## TASK TO COMPLETE
From the listing below, extract every line in which the word "this" appears.

#### RAW RECORDS ####

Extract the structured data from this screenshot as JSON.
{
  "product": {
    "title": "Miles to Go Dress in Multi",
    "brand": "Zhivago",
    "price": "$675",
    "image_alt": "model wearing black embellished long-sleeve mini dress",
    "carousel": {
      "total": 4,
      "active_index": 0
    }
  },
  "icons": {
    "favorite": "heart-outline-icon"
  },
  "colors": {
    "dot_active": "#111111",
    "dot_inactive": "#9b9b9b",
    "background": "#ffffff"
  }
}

####
#### RAW RECORDS ####

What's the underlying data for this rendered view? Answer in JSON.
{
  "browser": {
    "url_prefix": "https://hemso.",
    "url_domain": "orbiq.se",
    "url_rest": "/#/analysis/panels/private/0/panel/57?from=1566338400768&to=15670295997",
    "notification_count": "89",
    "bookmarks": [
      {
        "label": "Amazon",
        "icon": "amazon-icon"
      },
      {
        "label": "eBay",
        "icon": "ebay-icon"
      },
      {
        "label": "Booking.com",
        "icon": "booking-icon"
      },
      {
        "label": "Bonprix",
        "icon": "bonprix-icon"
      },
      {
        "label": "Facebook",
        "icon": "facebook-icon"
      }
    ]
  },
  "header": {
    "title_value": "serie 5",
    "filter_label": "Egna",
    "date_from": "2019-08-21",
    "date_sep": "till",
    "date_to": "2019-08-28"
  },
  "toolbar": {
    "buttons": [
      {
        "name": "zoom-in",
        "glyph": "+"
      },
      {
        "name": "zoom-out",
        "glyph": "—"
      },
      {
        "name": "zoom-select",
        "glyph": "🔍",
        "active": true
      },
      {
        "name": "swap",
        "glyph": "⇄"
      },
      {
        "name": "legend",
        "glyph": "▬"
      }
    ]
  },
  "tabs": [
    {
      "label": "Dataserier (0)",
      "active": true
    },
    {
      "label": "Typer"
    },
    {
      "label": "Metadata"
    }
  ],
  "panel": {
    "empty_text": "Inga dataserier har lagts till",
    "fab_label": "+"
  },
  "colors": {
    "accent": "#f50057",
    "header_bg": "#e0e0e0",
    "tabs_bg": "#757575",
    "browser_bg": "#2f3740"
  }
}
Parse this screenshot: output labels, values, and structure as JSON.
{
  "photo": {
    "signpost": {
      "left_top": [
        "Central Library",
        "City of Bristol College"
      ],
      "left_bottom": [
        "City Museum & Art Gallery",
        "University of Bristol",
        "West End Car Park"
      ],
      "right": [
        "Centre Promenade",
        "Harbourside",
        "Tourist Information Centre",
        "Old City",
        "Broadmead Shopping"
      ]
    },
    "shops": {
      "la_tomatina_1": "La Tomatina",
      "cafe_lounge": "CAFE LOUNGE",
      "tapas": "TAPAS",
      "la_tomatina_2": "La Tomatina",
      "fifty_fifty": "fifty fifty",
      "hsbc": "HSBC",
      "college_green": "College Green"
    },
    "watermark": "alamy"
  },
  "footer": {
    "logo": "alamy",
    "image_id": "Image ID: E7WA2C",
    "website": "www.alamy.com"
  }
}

####
#### RAW RECORDS ####

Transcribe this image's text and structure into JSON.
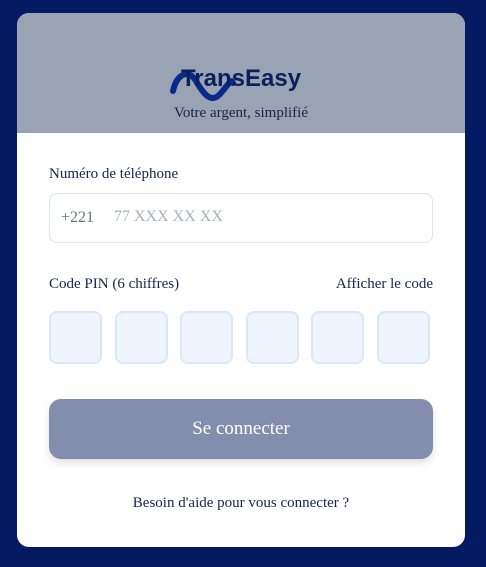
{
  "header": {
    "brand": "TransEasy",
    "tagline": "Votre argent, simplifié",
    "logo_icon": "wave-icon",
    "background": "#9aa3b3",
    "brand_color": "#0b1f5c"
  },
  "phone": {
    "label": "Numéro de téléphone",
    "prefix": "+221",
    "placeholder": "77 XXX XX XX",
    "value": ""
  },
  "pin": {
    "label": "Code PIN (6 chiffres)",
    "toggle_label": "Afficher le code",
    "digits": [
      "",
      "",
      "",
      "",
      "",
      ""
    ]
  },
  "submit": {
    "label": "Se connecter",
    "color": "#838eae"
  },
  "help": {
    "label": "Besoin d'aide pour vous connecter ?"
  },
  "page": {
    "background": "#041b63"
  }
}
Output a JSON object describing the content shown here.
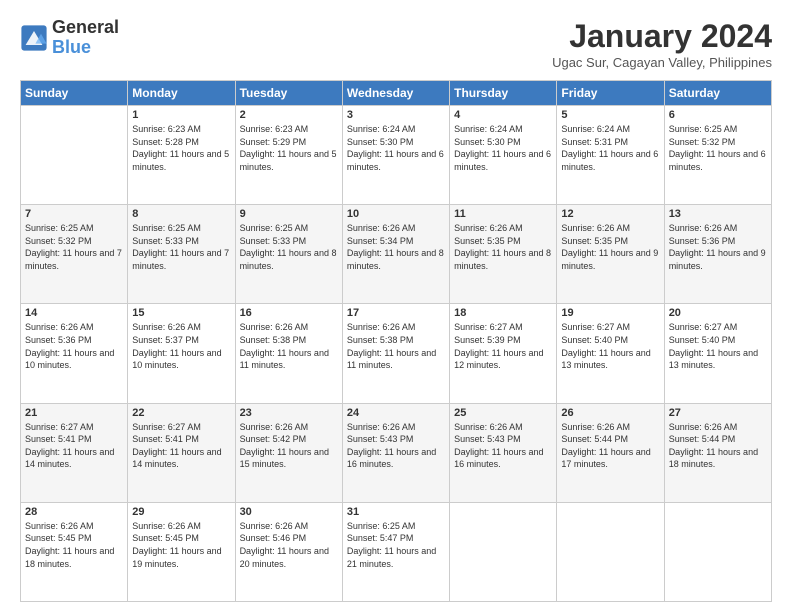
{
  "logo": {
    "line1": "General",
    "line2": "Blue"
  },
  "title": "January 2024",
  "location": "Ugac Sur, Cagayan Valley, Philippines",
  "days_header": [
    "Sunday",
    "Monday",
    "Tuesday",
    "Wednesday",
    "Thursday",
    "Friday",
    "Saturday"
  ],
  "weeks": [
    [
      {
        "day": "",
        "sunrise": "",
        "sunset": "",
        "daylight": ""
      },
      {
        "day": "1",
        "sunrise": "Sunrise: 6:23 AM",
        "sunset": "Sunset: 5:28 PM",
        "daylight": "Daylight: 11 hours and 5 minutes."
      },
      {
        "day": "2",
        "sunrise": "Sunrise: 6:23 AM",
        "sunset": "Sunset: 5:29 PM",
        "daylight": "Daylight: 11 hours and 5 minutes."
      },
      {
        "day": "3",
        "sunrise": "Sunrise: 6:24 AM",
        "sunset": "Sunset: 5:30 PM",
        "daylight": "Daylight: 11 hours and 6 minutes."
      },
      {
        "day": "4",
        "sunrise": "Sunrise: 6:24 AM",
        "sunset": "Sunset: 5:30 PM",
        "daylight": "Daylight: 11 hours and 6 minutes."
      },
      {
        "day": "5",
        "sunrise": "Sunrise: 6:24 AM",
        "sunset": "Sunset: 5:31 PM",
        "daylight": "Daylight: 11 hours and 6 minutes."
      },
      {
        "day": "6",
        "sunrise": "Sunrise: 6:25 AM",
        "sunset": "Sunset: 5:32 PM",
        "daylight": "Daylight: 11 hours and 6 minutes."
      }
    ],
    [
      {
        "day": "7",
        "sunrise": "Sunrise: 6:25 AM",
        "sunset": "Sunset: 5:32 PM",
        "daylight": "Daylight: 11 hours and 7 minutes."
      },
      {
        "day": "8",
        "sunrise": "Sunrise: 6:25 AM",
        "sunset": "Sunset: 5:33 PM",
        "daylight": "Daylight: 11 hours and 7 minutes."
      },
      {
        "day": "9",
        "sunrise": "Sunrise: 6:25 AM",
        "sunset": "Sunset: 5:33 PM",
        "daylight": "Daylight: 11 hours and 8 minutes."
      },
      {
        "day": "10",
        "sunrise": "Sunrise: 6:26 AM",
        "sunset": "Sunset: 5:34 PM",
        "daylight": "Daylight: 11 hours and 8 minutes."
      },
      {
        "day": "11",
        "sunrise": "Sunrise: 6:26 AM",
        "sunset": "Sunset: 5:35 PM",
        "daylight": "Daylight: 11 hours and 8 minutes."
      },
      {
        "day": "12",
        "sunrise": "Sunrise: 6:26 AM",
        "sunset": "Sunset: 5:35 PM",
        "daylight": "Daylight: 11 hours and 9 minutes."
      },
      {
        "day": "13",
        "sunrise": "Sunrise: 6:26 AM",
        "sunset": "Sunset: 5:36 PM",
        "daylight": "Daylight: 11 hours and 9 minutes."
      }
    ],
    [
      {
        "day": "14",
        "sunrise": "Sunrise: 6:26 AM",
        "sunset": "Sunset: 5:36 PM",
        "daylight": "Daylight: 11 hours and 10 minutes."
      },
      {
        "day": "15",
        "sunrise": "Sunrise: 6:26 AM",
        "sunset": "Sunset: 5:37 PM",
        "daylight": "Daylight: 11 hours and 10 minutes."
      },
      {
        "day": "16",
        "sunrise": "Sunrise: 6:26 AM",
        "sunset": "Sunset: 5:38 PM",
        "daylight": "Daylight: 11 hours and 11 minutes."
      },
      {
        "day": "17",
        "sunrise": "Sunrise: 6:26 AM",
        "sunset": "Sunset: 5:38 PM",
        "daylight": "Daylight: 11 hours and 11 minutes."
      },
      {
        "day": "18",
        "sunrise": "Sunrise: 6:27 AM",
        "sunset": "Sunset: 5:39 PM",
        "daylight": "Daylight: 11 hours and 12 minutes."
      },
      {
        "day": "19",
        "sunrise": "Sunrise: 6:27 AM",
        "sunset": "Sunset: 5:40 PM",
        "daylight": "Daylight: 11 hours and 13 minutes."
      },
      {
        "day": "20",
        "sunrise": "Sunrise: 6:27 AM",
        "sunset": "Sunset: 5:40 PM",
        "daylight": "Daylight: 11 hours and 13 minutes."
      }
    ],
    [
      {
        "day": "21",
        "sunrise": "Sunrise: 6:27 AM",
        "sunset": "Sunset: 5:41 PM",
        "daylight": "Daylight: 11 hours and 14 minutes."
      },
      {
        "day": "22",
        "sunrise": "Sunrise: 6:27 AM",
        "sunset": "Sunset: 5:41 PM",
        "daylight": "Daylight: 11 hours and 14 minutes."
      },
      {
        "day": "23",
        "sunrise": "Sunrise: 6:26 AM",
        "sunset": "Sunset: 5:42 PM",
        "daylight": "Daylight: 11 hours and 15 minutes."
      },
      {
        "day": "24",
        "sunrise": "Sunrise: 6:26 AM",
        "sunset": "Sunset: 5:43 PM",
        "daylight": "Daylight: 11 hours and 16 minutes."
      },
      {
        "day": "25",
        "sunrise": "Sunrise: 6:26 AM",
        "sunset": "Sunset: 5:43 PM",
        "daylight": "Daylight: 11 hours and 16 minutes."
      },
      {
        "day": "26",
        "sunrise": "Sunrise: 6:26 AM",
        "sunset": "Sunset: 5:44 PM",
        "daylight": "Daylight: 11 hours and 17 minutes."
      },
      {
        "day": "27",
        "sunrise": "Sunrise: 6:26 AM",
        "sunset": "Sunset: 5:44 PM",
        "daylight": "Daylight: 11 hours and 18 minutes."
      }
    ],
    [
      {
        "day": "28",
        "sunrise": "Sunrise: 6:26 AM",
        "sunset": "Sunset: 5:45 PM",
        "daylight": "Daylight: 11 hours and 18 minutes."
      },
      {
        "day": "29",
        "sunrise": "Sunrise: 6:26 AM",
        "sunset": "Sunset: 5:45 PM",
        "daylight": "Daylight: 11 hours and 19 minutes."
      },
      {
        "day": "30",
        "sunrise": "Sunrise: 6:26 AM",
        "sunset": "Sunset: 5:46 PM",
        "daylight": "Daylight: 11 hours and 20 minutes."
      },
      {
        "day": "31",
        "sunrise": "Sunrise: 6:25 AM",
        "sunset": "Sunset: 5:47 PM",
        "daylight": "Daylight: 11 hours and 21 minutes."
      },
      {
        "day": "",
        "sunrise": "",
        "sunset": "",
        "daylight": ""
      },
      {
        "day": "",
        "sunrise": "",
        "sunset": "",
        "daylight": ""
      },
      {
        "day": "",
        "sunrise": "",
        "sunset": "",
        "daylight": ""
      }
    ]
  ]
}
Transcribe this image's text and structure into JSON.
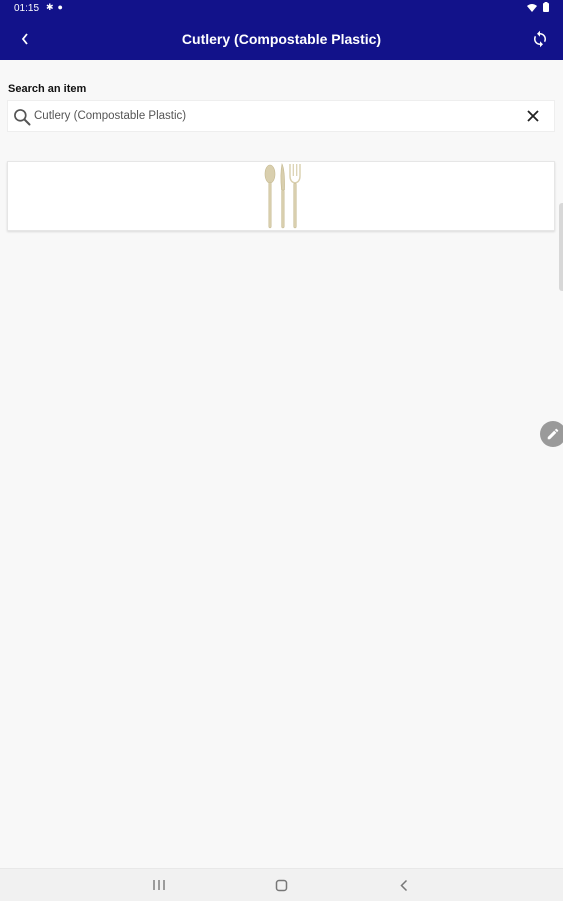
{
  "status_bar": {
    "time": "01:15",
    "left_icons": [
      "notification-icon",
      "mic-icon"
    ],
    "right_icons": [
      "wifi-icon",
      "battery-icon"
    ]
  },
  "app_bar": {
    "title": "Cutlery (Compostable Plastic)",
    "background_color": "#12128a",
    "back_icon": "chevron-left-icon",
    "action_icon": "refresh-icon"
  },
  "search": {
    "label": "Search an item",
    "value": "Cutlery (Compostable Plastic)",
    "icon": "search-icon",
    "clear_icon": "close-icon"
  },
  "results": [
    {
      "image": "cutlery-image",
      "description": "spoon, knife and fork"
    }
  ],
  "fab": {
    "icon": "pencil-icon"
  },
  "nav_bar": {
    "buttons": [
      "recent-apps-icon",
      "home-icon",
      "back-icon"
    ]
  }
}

####

## RESULT OF THE TASK
Extract the structured data from this screenshot as JSON.
What's the underlying data for this rendered view? Answer in JSON.
Parse this screenshot: output labels, values, and structure as JSON.
Transcribe this image's text and structure into JSON.
Transcribe this image's text and structure into JSON.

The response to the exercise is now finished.